PROBLEM TO SOLVE. Give the data a second time, exactly and in full.
>> BEGIN ITEMS
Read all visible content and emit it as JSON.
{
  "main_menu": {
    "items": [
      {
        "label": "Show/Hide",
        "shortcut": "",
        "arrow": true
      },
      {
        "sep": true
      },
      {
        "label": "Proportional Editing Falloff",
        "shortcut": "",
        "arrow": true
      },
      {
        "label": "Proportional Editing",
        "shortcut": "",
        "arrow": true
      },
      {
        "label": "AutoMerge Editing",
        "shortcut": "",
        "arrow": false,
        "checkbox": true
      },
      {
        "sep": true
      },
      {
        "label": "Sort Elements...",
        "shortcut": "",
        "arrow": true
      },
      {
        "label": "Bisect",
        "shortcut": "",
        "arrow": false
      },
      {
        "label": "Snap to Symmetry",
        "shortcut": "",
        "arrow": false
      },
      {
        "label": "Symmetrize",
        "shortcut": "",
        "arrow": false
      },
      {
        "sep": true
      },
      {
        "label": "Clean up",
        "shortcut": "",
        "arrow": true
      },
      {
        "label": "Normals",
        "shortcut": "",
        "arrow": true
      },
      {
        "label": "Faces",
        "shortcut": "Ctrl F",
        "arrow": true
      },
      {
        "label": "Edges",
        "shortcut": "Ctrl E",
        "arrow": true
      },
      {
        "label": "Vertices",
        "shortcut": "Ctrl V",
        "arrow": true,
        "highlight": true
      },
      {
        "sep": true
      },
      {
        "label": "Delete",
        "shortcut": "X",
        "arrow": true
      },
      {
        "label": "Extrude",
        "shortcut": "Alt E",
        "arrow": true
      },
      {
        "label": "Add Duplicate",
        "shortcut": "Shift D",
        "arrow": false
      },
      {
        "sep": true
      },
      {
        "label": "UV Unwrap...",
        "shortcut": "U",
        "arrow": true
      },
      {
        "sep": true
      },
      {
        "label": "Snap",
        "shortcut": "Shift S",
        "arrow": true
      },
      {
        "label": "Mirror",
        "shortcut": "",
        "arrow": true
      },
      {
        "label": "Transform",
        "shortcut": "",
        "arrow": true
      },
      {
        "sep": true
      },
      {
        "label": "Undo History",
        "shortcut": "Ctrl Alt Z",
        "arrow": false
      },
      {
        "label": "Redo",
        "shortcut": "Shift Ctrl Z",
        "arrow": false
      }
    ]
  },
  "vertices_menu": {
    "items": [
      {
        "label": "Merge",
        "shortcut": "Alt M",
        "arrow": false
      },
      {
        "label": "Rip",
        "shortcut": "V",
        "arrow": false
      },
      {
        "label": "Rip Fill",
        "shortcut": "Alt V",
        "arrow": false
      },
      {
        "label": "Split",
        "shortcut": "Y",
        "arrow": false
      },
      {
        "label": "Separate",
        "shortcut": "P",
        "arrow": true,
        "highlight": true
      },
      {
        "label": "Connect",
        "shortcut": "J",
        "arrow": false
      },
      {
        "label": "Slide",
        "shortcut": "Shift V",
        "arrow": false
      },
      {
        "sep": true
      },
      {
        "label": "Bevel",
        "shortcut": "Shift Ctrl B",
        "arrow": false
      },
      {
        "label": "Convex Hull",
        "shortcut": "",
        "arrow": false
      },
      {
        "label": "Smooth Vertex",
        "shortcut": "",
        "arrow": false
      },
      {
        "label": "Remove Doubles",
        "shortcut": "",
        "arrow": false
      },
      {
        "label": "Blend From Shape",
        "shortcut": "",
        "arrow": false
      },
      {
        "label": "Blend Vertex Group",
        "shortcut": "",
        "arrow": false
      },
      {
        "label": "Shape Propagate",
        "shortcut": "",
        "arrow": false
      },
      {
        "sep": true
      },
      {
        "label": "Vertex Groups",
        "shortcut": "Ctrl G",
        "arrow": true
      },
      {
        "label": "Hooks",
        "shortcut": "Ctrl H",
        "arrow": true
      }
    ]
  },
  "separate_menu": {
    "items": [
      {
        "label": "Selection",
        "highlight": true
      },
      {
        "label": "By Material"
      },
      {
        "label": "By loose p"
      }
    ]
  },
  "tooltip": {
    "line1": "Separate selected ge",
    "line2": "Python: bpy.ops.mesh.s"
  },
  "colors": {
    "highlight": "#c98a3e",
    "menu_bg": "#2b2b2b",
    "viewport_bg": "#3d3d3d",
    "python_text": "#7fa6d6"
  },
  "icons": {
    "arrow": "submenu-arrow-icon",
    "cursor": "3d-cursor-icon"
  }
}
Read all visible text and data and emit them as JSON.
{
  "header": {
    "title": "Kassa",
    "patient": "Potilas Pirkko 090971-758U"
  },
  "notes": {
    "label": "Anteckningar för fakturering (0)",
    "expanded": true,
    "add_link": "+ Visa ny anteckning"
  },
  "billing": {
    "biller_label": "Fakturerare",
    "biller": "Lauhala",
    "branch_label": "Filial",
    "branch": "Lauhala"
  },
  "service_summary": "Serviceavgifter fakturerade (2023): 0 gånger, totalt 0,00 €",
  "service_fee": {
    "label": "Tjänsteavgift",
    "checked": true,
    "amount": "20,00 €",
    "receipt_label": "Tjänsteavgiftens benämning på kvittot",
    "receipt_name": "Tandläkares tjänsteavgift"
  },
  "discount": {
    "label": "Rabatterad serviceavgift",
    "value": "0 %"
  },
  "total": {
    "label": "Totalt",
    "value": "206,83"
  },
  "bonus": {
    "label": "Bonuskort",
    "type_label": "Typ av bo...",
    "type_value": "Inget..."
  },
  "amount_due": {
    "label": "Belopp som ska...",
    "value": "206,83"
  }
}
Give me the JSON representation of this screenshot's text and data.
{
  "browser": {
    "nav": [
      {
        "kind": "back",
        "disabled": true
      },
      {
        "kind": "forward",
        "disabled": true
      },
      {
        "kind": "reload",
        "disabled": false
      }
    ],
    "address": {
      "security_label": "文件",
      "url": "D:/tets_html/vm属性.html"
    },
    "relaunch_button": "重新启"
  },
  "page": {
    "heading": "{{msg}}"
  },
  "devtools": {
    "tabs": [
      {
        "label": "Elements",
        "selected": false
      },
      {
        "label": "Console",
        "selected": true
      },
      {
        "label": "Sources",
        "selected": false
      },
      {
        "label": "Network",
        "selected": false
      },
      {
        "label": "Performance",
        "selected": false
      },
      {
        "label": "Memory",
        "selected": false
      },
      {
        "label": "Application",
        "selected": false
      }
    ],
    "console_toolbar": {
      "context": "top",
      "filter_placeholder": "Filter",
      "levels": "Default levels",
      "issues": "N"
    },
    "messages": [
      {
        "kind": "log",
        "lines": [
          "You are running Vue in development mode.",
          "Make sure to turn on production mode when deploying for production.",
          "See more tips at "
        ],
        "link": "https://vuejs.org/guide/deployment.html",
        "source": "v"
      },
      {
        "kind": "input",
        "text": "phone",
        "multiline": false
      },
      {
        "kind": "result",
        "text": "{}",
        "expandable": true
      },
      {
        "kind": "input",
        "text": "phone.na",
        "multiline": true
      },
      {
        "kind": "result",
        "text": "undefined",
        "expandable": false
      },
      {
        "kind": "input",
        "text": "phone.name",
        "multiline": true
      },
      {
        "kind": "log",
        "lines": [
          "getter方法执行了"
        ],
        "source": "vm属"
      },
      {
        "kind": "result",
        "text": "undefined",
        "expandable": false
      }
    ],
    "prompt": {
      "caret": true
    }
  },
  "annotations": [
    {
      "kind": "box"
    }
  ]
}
>> END ITEMS
REPLY TO THE TASK.
Read all visible content and emit it as JSON.
{
  "main_menu": {
    "items": [
      {
        "label": "Show/Hide",
        "shortcut": "",
        "arrow": true
      },
      {
        "sep": true
      },
      {
        "label": "Proportional Editing Falloff",
        "shortcut": "",
        "arrow": true
      },
      {
        "label": "Proportional Editing",
        "shortcut": "",
        "arrow": true
      },
      {
        "label": "AutoMerge Editing",
        "shortcut": "",
        "arrow": false,
        "checkbox": true
      },
      {
        "sep": true
      },
      {
        "label": "Sort Elements...",
        "shortcut": "",
        "arrow": true
      },
      {
        "label": "Bisect",
        "shortcut": "",
        "arrow": false
      },
      {
        "label": "Snap to Symmetry",
        "shortcut": "",
        "arrow": false
      },
      {
        "label": "Symmetrize",
        "shortcut": "",
        "arrow": false
      },
      {
        "sep": true
      },
      {
        "label": "Clean up",
        "shortcut": "",
        "arrow": true
      },
      {
        "label": "Normals",
        "shortcut": "",
        "arrow": true
      },
      {
        "label": "Faces",
        "shortcut": "Ctrl F",
        "arrow": true
      },
      {
        "label": "Edges",
        "shortcut": "Ctrl E",
        "arrow": true
      },
      {
        "label": "Vertices",
        "shortcut": "Ctrl V",
        "arrow": true,
        "highlight": true
      },
      {
        "sep": true
      },
      {
        "label": "Delete",
        "shortcut": "X",
        "arrow": true
      },
      {
        "label": "Extrude",
        "shortcut": "Alt E",
        "arrow": true
      },
      {
        "label": "Add Duplicate",
        "shortcut": "Shift D",
        "arrow": false
      },
      {
        "sep": true
      },
      {
        "label": "UV Unwrap...",
        "shortcut": "U",
        "arrow": true
      },
      {
        "sep": true
      },
      {
        "label": "Snap",
        "shortcut": "Shift S",
        "arrow": true
      },
      {
        "label": "Mirror",
        "shortcut": "",
        "arrow": true
      },
      {
        "label": "Transform",
        "shortcut": "",
        "arrow": true
      },
      {
        "sep": true
      },
      {
        "label": "Undo History",
        "shortcut": "Ctrl Alt Z",
        "arrow": false
      },
      {
        "label": "Redo",
        "shortcut": "Shift Ctrl Z",
        "arrow": false
      }
    ]
  },
  "vertices_menu": {
    "items": [
      {
        "label": "Merge",
        "shortcut": "Alt M",
        "arrow": false
      },
      {
        "label": "Rip",
        "shortcut": "V",
        "arrow": false
      },
      {
        "label": "Rip Fill",
        "shortcut": "Alt V",
        "arrow": false
      },
      {
        "label": "Split",
        "shortcut": "Y",
        "arrow": false
      },
      {
        "label": "Separate",
        "shortcut": "P",
        "arrow": true,
        "highlight": true
      },
      {
        "label": "Connect",
        "shortcut": "J",
        "arrow": false
      },
      {
        "label": "Slide",
        "shortcut": "Shift V",
        "arrow": false
      },
      {
        "sep": true
      },
      {
        "label": "Bevel",
        "shortcut": "Shift Ctrl B",
        "arrow": false
      },
      {
        "label": "Convex Hull",
        "shortcut": "",
        "arrow": false
      },
      {
        "label": "Smooth Vertex",
        "shortcut": "",
        "arrow": false
      },
      {
        "label": "Remove Doubles",
        "shortcut": "",
        "arrow": false
      },
      {
        "label": "Blend From Shape",
        "shortcut": "",
        "arrow": false
      },
      {
        "label": "Blend Vertex Group",
        "shortcut": "",
        "arrow": false
      },
      {
        "label": "Shape Propagate",
        "shortcut": "",
        "arrow": false
      },
      {
        "sep": true
      },
      {
        "label": "Vertex Groups",
        "shortcut": "Ctrl G",
        "arrow": true
      },
      {
        "label": "Hooks",
        "shortcut": "Ctrl H",
        "arrow": true
      }
    ]
  },
  "separate_menu": {
    "items": [
      {
        "label": "Selection",
        "highlight": true
      },
      {
        "label": "By Material"
      },
      {
        "label": "By loose p"
      }
    ]
  },
  "tooltip": {
    "line1": "Separate selected ge",
    "line2": "Python: bpy.ops.mesh.s"
  },
  "colors": {
    "highlight": "#c98a3e",
    "menu_bg": "#2b2b2b",
    "viewport_bg": "#3d3d3d",
    "python_text": "#7fa6d6"
  },
  "icons": {
    "arrow": "submenu-arrow-icon",
    "cursor": "3d-cursor-icon"
  }
}
Read all visible text and data and emit them as JSON.
{
  "header": {
    "title": "Kassa",
    "patient": "Potilas Pirkko 090971-758U"
  },
  "notes": {
    "label": "Anteckningar för fakturering (0)",
    "expanded": true,
    "add_link": "+ Visa ny anteckning"
  },
  "billing": {
    "biller_label": "Fakturerare",
    "biller": "Lauhala",
    "branch_label": "Filial",
    "branch": "Lauhala"
  },
  "service_summary": "Serviceavgifter fakturerade (2023): 0 gånger, totalt 0,00 €",
  "service_fee": {
    "label": "Tjänsteavgift",
    "checked": true,
    "amount": "20,00 €",
    "receipt_label": "Tjänsteavgiftens benämning på kvittot",
    "receipt_name": "Tandläkares tjänsteavgift"
  },
  "discount": {
    "label": "Rabatterad serviceavgift",
    "value": "0 %"
  },
  "total": {
    "label": "Totalt",
    "value": "206,83"
  },
  "bonus": {
    "label": "Bonuskort",
    "type_label": "Typ av bo...",
    "type_value": "Inget..."
  },
  "amount_due": {
    "label": "Belopp som ska...",
    "value": "206,83"
  }
}
Give me the JSON representation of this screenshot's text and data.
{
  "browser": {
    "nav": [
      {
        "kind": "back",
        "disabled": true
      },
      {
        "kind": "forward",
        "disabled": true
      },
      {
        "kind": "reload",
        "disabled": false
      }
    ],
    "address": {
      "security_label": "文件",
      "url": "D:/tets_html/vm属性.html"
    },
    "relaunch_button": "重新启"
  },
  "page": {
    "heading": "{{msg}}"
  },
  "devtools": {
    "tabs": [
      {
        "label": "Elements",
        "selected": false
      },
      {
        "label": "Console",
        "selected": true
      },
      {
        "label": "Sources",
        "selected": false
      },
      {
        "label": "Network",
        "selected": false
      },
      {
        "label": "Performance",
        "selected": false
      },
      {
        "label": "Memory",
        "selected": false
      },
      {
        "label": "Application",
        "selected": false
      }
    ],
    "console_toolbar": {
      "context": "top",
      "filter_placeholder": "Filter",
      "levels": "Default levels",
      "issues": "N"
    },
    "messages": [
      {
        "kind": "log",
        "lines": [
          "You are running Vue in development mode.",
          "Make sure to turn on production mode when deploying for production.",
          "See more tips at "
        ],
        "link": "https://vuejs.org/guide/deployment.html",
        "source": "v"
      },
      {
        "kind": "input",
        "text": "phone",
        "multiline": false
      },
      {
        "kind": "result",
        "text": "{}",
        "expandable": true
      },
      {
        "kind": "input",
        "text": "phone.na",
        "multiline": true
      },
      {
        "kind": "result",
        "text": "undefined",
        "expandable": false
      },
      {
        "kind": "input",
        "text": "phone.name",
        "multiline": true
      },
      {
        "kind": "log",
        "lines": [
          "getter方法执行了"
        ],
        "source": "vm属"
      },
      {
        "kind": "result",
        "text": "undefined",
        "expandable": false
      }
    ],
    "prompt": {
      "caret": true
    }
  },
  "annotations": [
    {
      "kind": "box"
    }
  ]
}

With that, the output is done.